##### MATERIAL SHOWN #####

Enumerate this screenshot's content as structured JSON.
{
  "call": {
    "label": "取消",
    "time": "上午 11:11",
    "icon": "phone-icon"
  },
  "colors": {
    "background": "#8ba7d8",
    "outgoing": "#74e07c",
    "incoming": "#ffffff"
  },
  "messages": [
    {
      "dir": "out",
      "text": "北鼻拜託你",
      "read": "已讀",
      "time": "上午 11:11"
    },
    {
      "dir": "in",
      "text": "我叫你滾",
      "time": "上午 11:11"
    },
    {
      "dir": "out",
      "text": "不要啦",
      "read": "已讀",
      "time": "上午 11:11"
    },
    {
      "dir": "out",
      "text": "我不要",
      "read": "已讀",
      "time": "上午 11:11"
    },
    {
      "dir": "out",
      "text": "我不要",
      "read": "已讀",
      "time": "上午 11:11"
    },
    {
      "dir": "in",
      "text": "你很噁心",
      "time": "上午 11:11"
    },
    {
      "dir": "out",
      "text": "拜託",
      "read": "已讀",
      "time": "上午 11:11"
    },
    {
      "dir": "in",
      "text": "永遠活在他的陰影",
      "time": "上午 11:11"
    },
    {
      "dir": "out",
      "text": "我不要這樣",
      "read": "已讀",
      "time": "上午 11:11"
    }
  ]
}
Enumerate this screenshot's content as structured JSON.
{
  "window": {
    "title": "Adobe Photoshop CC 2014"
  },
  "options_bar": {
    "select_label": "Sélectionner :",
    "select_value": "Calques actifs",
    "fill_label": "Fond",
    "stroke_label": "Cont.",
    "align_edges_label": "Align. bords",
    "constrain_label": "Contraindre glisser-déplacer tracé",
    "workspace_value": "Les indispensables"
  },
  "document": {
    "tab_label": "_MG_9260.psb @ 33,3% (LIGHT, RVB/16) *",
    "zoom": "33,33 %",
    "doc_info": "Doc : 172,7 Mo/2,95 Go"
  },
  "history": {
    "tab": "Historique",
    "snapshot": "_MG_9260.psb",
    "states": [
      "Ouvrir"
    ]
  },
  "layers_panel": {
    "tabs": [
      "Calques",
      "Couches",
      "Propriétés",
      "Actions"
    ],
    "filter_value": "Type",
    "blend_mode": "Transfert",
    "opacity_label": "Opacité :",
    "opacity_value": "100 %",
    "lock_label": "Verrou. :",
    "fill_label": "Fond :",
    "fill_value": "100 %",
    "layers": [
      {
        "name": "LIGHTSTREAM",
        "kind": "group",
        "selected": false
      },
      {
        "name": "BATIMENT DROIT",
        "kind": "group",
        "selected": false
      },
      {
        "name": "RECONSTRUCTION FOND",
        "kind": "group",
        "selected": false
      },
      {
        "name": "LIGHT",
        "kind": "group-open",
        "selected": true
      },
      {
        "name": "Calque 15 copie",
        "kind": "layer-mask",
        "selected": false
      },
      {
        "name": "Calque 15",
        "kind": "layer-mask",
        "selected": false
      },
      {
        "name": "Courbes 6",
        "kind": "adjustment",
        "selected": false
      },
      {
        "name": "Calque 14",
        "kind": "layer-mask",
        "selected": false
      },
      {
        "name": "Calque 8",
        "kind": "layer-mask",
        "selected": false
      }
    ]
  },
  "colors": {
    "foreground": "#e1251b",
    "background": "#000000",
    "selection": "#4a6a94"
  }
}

#####

## AIM
Write every record out again, unaltered.

## RESPONSE
Enumerate this screenshot's content as structured JSON.
{
  "call": {
    "label": "取消",
    "time": "上午 11:11",
    "icon": "phone-icon"
  },
  "colors": {
    "background": "#8ba7d8",
    "outgoing": "#74e07c",
    "incoming": "#ffffff"
  },
  "messages": [
    {
      "dir": "out",
      "text": "北鼻拜託你",
      "read": "已讀",
      "time": "上午 11:11"
    },
    {
      "dir": "in",
      "text": "我叫你滾",
      "time": "上午 11:11"
    },
    {
      "dir": "out",
      "text": "不要啦",
      "read": "已讀",
      "time": "上午 11:11"
    },
    {
      "dir": "out",
      "text": "我不要",
      "read": "已讀",
      "time": "上午 11:11"
    },
    {
      "dir": "out",
      "text": "我不要",
      "read": "已讀",
      "time": "上午 11:11"
    },
    {
      "dir": "in",
      "text": "你很噁心",
      "time": "上午 11:11"
    },
    {
      "dir": "out",
      "text": "拜託",
      "read": "已讀",
      "time": "上午 11:11"
    },
    {
      "dir": "in",
      "text": "永遠活在他的陰影",
      "time": "上午 11:11"
    },
    {
      "dir": "out",
      "text": "我不要這樣",
      "read": "已讀",
      "time": "上午 11:11"
    }
  ]
}
Enumerate this screenshot's content as structured JSON.
{
  "window": {
    "title": "Adobe Photoshop CC 2014"
  },
  "options_bar": {
    "select_label": "Sélectionner :",
    "select_value": "Calques actifs",
    "fill_label": "Fond",
    "stroke_label": "Cont.",
    "align_edges_label": "Align. bords",
    "constrain_label": "Contraindre glisser-déplacer tracé",
    "workspace_value": "Les indispensables"
  },
  "document": {
    "tab_label": "_MG_9260.psb @ 33,3% (LIGHT, RVB/16) *",
    "zoom": "33,33 %",
    "doc_info": "Doc : 172,7 Mo/2,95 Go"
  },
  "history": {
    "tab": "Historique",
    "snapshot": "_MG_9260.psb",
    "states": [
      "Ouvrir"
    ]
  },
  "layers_panel": {
    "tabs": [
      "Calques",
      "Couches",
      "Propriétés",
      "Actions"
    ],
    "filter_value": "Type",
    "blend_mode": "Transfert",
    "opacity_label": "Opacité :",
    "opacity_value": "100 %",
    "lock_label": "Verrou. :",
    "fill_label": "Fond :",
    "fill_value": "100 %",
    "layers": [
      {
        "name": "LIGHTSTREAM",
        "kind": "group",
        "selected": false
      },
      {
        "name": "BATIMENT DROIT",
        "kind": "group",
        "selected": false
      },
      {
        "name": "RECONSTRUCTION FOND",
        "kind": "group",
        "selected": false
      },
      {
        "name": "LIGHT",
        "kind": "group-open",
        "selected": true
      },
      {
        "name": "Calque 15 copie",
        "kind": "layer-mask",
        "selected": false
      },
      {
        "name": "Calque 15",
        "kind": "layer-mask",
        "selected": false
      },
      {
        "name": "Courbes 6",
        "kind": "adjustment",
        "selected": false
      },
      {
        "name": "Calque 14",
        "kind": "layer-mask",
        "selected": false
      },
      {
        "name": "Calque 8",
        "kind": "layer-mask",
        "selected": false
      }
    ]
  },
  "colors": {
    "foreground": "#e1251b",
    "background": "#000000",
    "selection": "#4a6a94"
  }
}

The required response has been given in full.